## Start Entries supplied

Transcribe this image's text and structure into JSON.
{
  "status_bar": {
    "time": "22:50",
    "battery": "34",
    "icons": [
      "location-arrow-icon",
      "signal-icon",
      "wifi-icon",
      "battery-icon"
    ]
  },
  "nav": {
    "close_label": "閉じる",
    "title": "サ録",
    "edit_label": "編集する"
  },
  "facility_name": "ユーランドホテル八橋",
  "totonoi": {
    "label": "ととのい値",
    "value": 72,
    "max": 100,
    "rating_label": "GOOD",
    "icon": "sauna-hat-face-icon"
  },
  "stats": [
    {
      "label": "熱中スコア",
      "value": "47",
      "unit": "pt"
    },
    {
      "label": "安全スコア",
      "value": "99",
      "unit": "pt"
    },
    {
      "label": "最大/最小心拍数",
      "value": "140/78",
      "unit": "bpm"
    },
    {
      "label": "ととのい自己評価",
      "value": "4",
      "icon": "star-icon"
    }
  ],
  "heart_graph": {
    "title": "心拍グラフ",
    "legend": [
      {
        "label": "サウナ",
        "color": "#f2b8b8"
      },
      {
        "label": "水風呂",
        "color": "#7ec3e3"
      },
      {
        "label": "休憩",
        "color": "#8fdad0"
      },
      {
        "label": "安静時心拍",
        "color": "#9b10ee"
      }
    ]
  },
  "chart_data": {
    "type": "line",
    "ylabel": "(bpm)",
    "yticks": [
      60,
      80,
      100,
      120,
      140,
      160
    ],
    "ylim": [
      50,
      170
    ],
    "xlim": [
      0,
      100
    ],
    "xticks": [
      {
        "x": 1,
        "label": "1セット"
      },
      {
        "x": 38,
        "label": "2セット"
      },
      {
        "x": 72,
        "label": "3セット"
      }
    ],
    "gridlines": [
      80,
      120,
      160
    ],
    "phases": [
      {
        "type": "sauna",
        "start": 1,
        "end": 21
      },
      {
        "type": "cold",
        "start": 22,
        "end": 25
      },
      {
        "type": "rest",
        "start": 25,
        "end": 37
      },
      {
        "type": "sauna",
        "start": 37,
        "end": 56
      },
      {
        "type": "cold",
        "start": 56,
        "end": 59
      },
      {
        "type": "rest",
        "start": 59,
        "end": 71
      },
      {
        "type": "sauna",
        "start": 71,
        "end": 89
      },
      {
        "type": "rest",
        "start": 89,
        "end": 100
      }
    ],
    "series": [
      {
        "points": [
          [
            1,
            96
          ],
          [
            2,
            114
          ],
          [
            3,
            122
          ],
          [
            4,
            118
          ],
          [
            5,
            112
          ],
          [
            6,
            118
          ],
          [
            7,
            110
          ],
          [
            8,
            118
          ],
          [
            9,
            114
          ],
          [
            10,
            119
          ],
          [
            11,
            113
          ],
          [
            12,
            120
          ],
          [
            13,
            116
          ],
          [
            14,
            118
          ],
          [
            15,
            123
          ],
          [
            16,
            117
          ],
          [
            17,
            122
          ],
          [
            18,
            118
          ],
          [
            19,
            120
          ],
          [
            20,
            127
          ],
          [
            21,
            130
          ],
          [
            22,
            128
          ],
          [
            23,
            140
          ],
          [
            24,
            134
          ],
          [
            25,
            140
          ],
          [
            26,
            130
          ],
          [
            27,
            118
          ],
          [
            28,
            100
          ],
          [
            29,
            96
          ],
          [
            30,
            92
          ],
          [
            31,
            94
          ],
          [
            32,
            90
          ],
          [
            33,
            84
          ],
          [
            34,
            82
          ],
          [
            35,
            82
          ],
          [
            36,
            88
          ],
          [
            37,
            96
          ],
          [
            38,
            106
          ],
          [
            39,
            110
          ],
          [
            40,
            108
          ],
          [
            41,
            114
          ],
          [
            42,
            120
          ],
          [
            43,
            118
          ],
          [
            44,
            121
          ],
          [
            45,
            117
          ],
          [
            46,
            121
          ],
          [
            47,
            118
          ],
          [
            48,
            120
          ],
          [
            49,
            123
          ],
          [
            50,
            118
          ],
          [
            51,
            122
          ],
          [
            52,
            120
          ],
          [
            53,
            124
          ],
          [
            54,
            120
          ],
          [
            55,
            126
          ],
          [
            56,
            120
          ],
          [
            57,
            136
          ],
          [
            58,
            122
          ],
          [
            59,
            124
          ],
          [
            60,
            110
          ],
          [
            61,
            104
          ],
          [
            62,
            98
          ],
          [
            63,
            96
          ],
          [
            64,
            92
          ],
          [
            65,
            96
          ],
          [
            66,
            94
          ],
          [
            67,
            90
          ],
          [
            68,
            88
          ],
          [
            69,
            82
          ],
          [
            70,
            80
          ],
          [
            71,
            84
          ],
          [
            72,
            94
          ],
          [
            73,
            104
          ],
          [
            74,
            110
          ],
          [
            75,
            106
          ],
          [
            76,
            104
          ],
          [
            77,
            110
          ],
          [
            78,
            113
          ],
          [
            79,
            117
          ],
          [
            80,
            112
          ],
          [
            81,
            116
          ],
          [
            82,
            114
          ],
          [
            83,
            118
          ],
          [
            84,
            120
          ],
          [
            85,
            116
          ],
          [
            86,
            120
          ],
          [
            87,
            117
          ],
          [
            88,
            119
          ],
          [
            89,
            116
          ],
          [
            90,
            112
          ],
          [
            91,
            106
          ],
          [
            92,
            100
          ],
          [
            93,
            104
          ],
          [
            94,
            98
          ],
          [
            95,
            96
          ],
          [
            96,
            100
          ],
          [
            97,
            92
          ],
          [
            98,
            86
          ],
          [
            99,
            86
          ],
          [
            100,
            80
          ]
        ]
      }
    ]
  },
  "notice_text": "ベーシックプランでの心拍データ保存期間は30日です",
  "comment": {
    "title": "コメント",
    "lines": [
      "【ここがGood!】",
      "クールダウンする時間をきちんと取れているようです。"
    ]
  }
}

## End Entries supplied

Task directions>
Take the lines above and retype all of them exactly.

Solution below>
Transcribe this image's text and structure into JSON.
{
  "status_bar": {
    "time": "22:50",
    "battery": "34",
    "icons": [
      "location-arrow-icon",
      "signal-icon",
      "wifi-icon",
      "battery-icon"
    ]
  },
  "nav": {
    "close_label": "閉じる",
    "title": "サ録",
    "edit_label": "編集する"
  },
  "facility_name": "ユーランドホテル八橋",
  "totonoi": {
    "label": "ととのい値",
    "value": 72,
    "max": 100,
    "rating_label": "GOOD",
    "icon": "sauna-hat-face-icon"
  },
  "stats": [
    {
      "label": "熱中スコア",
      "value": "47",
      "unit": "pt"
    },
    {
      "label": "安全スコア",
      "value": "99",
      "unit": "pt"
    },
    {
      "label": "最大/最小心拍数",
      "value": "140/78",
      "unit": "bpm"
    },
    {
      "label": "ととのい自己評価",
      "value": "4",
      "icon": "star-icon"
    }
  ],
  "heart_graph": {
    "title": "心拍グラフ",
    "legend": [
      {
        "label": "サウナ",
        "color": "#f2b8b8"
      },
      {
        "label": "水風呂",
        "color": "#7ec3e3"
      },
      {
        "label": "休憩",
        "color": "#8fdad0"
      },
      {
        "label": "安静時心拍",
        "color": "#9b10ee"
      }
    ]
  },
  "chart_data": {
    "type": "line",
    "ylabel": "(bpm)",
    "yticks": [
      60,
      80,
      100,
      120,
      140,
      160
    ],
    "ylim": [
      50,
      170
    ],
    "xlim": [
      0,
      100
    ],
    "xticks": [
      {
        "x": 1,
        "label": "1セット"
      },
      {
        "x": 38,
        "label": "2セット"
      },
      {
        "x": 72,
        "label": "3セット"
      }
    ],
    "gridlines": [
      80,
      120,
      160
    ],
    "phases": [
      {
        "type": "sauna",
        "start": 1,
        "end": 21
      },
      {
        "type": "cold",
        "start": 22,
        "end": 25
      },
      {
        "type": "rest",
        "start": 25,
        "end": 37
      },
      {
        "type": "sauna",
        "start": 37,
        "end": 56
      },
      {
        "type": "cold",
        "start": 56,
        "end": 59
      },
      {
        "type": "rest",
        "start": 59,
        "end": 71
      },
      {
        "type": "sauna",
        "start": 71,
        "end": 89
      },
      {
        "type": "rest",
        "start": 89,
        "end": 100
      }
    ],
    "series": [
      {
        "points": [
          [
            1,
            96
          ],
          [
            2,
            114
          ],
          [
            3,
            122
          ],
          [
            4,
            118
          ],
          [
            5,
            112
          ],
          [
            6,
            118
          ],
          [
            7,
            110
          ],
          [
            8,
            118
          ],
          [
            9,
            114
          ],
          [
            10,
            119
          ],
          [
            11,
            113
          ],
          [
            12,
            120
          ],
          [
            13,
            116
          ],
          [
            14,
            118
          ],
          [
            15,
            123
          ],
          [
            16,
            117
          ],
          [
            17,
            122
          ],
          [
            18,
            118
          ],
          [
            19,
            120
          ],
          [
            20,
            127
          ],
          [
            21,
            130
          ],
          [
            22,
            128
          ],
          [
            23,
            140
          ],
          [
            24,
            134
          ],
          [
            25,
            140
          ],
          [
            26,
            130
          ],
          [
            27,
            118
          ],
          [
            28,
            100
          ],
          [
            29,
            96
          ],
          [
            30,
            92
          ],
          [
            31,
            94
          ],
          [
            32,
            90
          ],
          [
            33,
            84
          ],
          [
            34,
            82
          ],
          [
            35,
            82
          ],
          [
            36,
            88
          ],
          [
            37,
            96
          ],
          [
            38,
            106
          ],
          [
            39,
            110
          ],
          [
            40,
            108
          ],
          [
            41,
            114
          ],
          [
            42,
            120
          ],
          [
            43,
            118
          ],
          [
            44,
            121
          ],
          [
            45,
            117
          ],
          [
            46,
            121
          ],
          [
            47,
            118
          ],
          [
            48,
            120
          ],
          [
            49,
            123
          ],
          [
            50,
            118
          ],
          [
            51,
            122
          ],
          [
            52,
            120
          ],
          [
            53,
            124
          ],
          [
            54,
            120
          ],
          [
            55,
            126
          ],
          [
            56,
            120
          ],
          [
            57,
            136
          ],
          [
            58,
            122
          ],
          [
            59,
            124
          ],
          [
            60,
            110
          ],
          [
            61,
            104
          ],
          [
            62,
            98
          ],
          [
            63,
            96
          ],
          [
            64,
            92
          ],
          [
            65,
            96
          ],
          [
            66,
            94
          ],
          [
            67,
            90
          ],
          [
            68,
            88
          ],
          [
            69,
            82
          ],
          [
            70,
            80
          ],
          [
            71,
            84
          ],
          [
            72,
            94
          ],
          [
            73,
            104
          ],
          [
            74,
            110
          ],
          [
            75,
            106
          ],
          [
            76,
            104
          ],
          [
            77,
            110
          ],
          [
            78,
            113
          ],
          [
            79,
            117
          ],
          [
            80,
            112
          ],
          [
            81,
            116
          ],
          [
            82,
            114
          ],
          [
            83,
            118
          ],
          [
            84,
            120
          ],
          [
            85,
            116
          ],
          [
            86,
            120
          ],
          [
            87,
            117
          ],
          [
            88,
            119
          ],
          [
            89,
            116
          ],
          [
            90,
            112
          ],
          [
            91,
            106
          ],
          [
            92,
            100
          ],
          [
            93,
            104
          ],
          [
            94,
            98
          ],
          [
            95,
            96
          ],
          [
            96,
            100
          ],
          [
            97,
            92
          ],
          [
            98,
            86
          ],
          [
            99,
            86
          ],
          [
            100,
            80
          ]
        ]
      }
    ]
  },
  "notice_text": "ベーシックプランでの心拍データ保存期間は30日です",
  "comment": {
    "title": "コメント",
    "lines": [
      "【ここがGood!】",
      "クールダウンする時間をきちんと取れているようです。"
    ]
  }
}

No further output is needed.